Trecho -
Horas mais tarde, o XM597 se aproximava das ilhas. Repetiu a rota de ingresso vindo do nordeste à baixa altura. Na posição preestabelecida subiu para 16.000 pés e se preparou para o ataque. Só que dessa vez os argentinos sabiam o que esperar de uma aeronave se comportando daquela maneira e quando o Vulcan estava a nove milhas do aeródromo de Stanley, um a um, os radares argentinos começaram a sair do ar. Quando os ingleses passaram e se voltaram novamente para o mar, os sons no RWR começavam a voltar. E assim se sucedeu em diversas passagens. Um jogo de gato e rato eletrônico no qual a tripulação do Vulcan não encontrava seu alvo de maneira alguma. McDougall então resolveu fazer uma última tentativa para não ter que jogar fora sua missão. Curvando sobre o Atlântico abaixo ele resolveu fazer um passe na direção da pista do campo, quase como se estivesse vindo para o pouso. Os argentinos poderiam pensar que o Vulcan também estivesse armado com bombas convencionais e acender seus radares para defender o aeródromo. Dito e feito. Quando atingiram 10.000 pés um dos radares começou a emitir e logo em seguida a artilharia passou a buscá-los. De repente McDougall viu quatro explosões debaixo do Vulcan e um pouco à sua direita. Rod Trevaskus adquiriu seu alvo e lançou os dois Shrike que impactaram no solo perto de um radar Skyguard diretor de tiro. O piloto já estava erguendo o nariz do avião e tratando de dar o fora dali quando os mísseis chegaram ao chão. As explosões não acertaram o radar caindo próximo de onde estava e matando três militares argentinos que compunham sua equipe. Em poucos segundos, o silêncio voltou para Port Stanley/Puerto Argentino. E McDougall e seus homens já estavam longe dali.

Tarefas -
**1)** Quais medidas de altitude ou de distância expressas em números aparecem no trecho sobre o ataque do Vulcan?
**2)** Continue o trecho sobre o ataque do Vulcan a Stanley a partir da última frase.
Os itens a seguir são um material à parte, sem relação com o trecho.

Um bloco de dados
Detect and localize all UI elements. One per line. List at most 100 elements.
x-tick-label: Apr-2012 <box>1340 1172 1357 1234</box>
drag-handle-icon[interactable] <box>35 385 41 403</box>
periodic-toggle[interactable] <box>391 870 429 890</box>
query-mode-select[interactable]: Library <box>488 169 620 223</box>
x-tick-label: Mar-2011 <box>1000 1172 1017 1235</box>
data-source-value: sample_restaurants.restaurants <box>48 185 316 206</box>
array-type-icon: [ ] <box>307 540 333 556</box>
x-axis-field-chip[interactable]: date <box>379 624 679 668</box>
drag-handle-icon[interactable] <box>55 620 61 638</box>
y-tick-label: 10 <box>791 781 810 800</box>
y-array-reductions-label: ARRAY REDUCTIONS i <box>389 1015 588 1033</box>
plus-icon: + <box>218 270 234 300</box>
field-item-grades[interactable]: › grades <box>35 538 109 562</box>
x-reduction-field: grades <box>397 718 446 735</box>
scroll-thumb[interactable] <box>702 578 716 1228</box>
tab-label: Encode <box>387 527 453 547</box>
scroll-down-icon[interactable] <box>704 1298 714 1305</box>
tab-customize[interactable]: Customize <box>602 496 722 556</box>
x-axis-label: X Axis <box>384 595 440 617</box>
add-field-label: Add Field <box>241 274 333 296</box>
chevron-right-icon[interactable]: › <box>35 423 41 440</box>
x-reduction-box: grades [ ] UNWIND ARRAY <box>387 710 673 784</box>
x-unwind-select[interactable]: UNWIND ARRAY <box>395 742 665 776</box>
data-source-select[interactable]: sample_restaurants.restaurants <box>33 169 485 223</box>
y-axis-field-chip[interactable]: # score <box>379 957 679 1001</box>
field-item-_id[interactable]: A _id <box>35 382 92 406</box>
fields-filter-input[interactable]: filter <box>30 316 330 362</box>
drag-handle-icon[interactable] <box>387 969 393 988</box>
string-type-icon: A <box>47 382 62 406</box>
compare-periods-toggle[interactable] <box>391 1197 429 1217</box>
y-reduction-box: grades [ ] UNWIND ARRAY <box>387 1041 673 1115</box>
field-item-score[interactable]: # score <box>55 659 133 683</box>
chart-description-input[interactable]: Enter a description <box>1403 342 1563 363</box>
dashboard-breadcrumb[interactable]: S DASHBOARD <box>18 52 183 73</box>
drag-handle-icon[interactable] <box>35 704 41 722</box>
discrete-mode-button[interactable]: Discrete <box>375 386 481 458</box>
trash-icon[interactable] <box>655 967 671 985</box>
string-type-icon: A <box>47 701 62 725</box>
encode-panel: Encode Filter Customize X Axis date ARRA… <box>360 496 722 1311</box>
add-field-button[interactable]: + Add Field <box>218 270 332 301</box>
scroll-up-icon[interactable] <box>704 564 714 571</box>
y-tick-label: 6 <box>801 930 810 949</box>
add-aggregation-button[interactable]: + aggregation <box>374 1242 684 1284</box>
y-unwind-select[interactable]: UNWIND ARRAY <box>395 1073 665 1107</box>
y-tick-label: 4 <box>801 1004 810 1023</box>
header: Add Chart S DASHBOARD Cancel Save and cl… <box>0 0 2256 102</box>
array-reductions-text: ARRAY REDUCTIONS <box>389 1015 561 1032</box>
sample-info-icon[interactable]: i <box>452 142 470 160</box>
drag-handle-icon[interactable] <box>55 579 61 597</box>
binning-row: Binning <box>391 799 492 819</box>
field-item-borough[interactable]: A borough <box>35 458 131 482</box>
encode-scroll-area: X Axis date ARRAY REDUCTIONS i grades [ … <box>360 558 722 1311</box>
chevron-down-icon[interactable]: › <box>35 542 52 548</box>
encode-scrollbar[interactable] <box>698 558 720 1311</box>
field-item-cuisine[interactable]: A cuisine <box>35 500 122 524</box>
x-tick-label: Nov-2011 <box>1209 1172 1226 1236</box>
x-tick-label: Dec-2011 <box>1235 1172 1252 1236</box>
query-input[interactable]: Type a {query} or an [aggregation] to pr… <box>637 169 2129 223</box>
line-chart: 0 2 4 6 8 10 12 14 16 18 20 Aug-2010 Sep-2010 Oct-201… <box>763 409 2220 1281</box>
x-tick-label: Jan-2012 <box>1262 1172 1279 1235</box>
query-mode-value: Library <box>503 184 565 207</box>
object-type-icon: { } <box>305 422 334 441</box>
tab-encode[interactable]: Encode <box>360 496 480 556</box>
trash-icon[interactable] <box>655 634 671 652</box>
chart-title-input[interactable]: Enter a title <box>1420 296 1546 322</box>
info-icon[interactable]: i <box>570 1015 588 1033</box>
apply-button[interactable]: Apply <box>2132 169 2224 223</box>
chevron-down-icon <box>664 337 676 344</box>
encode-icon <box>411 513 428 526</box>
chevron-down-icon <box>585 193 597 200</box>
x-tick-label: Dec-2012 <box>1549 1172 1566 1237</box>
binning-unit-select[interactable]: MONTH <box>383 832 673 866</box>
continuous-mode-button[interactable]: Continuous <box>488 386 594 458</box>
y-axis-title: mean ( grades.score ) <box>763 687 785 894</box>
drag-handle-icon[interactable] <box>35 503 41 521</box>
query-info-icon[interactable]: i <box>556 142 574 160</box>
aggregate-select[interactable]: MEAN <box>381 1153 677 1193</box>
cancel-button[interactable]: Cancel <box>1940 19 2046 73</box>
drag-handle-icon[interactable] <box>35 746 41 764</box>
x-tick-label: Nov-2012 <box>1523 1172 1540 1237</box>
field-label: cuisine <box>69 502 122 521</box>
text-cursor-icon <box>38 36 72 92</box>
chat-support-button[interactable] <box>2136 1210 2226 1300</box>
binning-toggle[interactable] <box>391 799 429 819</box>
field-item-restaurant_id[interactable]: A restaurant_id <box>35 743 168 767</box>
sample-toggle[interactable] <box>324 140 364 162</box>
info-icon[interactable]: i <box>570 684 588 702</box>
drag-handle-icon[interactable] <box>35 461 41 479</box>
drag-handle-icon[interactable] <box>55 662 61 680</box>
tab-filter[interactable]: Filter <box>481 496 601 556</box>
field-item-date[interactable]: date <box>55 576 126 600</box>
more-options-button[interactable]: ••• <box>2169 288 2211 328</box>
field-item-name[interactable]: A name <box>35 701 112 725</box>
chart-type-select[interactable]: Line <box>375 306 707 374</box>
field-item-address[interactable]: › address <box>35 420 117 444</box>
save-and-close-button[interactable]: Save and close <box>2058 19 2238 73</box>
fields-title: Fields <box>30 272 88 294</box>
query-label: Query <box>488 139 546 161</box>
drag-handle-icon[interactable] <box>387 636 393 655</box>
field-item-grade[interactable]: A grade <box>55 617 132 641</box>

Respostas por tarefa -
**1)** 16.000 pés, nove milhas e 10.000 pés.

**2)**
Oh, merda...!
Quatro horas mais tarde grande parte do estresse da missão já havia passado. As Falklands/Malvinas haviam ficado a 2.500 milhas ao sul. Com a musculatura mais relaxada e a respiração mais pausada, os tripulantes do XM597 rumavam para o norte a 20.000 pés, margeando a costa da América do Sul. Já estavam no ar há mais de 12 horas. Guiados por um avião Nimrod MR2 de patrulha marítima que utilizava seu potente radar Searchwater para ajudá-los a encontrar o Victor que os reabasteceria um pouco mais à frente, sabiam que dali em diante o voo seria tranquilo. Estavam fora do alcance da defesa aérea argentina. Pouco depois, McDougall viu à sua frente o que certamente era uma visão reconfortante, a cauda em T de um Victor, seu posto de gasolina no céu! Posicionou-se atrás e sob a asa direita do reabastecedor e cautelosamente manejou as manetes e o manche mirando seu probe na cesta que flutuava serena diante de seu pára-brisa. Com um movimento seguro o Vulcan chegou mais perto do avião-tanque até que o probe ingressou na cesta e RRRRRRUUUUUUUPPPPPPPPR De alguma forma foi arrancado da fuselagem do Vulcan. Podia ter sido um erro de pitocagem. Ou talvez fadiga de material. Mas a verdade é que sem o probe não dava mais para o grande e cansado bombardeiro receber combustível...
"Oh, merda!"Disse alguém na fonia...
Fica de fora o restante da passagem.